■ **Description of the task**
Extract all data as written.

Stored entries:
----

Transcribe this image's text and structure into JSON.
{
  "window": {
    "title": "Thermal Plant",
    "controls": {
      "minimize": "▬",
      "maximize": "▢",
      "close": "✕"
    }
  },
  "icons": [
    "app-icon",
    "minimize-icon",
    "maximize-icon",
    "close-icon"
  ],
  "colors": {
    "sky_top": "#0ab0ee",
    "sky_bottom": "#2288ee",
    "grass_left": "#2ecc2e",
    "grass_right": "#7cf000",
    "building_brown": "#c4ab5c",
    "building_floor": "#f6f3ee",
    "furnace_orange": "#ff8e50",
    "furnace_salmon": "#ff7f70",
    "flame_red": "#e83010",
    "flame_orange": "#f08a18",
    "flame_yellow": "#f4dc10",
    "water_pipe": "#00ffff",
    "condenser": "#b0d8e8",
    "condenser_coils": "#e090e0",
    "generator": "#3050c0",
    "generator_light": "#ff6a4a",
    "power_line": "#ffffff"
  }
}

----

■ **Exercise result**
Transcribe this image's text and structure into JSON.
{
  "window": {
    "title": "Thermal Plant",
    "controls": {
      "minimize": "▬",
      "maximize": "▢",
      "close": "✕"
    }
  },
  "icons": [
    "app-icon",
    "minimize-icon",
    "maximize-icon",
    "close-icon"
  ],
  "colors": {
    "sky_top": "#0ab0ee",
    "sky_bottom": "#2288ee",
    "grass_left": "#2ecc2e",
    "grass_right": "#7cf000",
    "building_brown": "#c4ab5c",
    "building_floor": "#f6f3ee",
    "furnace_orange": "#ff8e50",
    "furnace_salmon": "#ff7f70",
    "flame_red": "#e83010",
    "flame_orange": "#f08a18",
    "flame_yellow": "#f4dc10",
    "water_pipe": "#00ffff",
    "condenser": "#b0d8e8",
    "condenser_coils": "#e090e0",
    "generator": "#3050c0",
    "generator_light": "#ff6a4a",
    "power_line": "#ffffff"
  }
}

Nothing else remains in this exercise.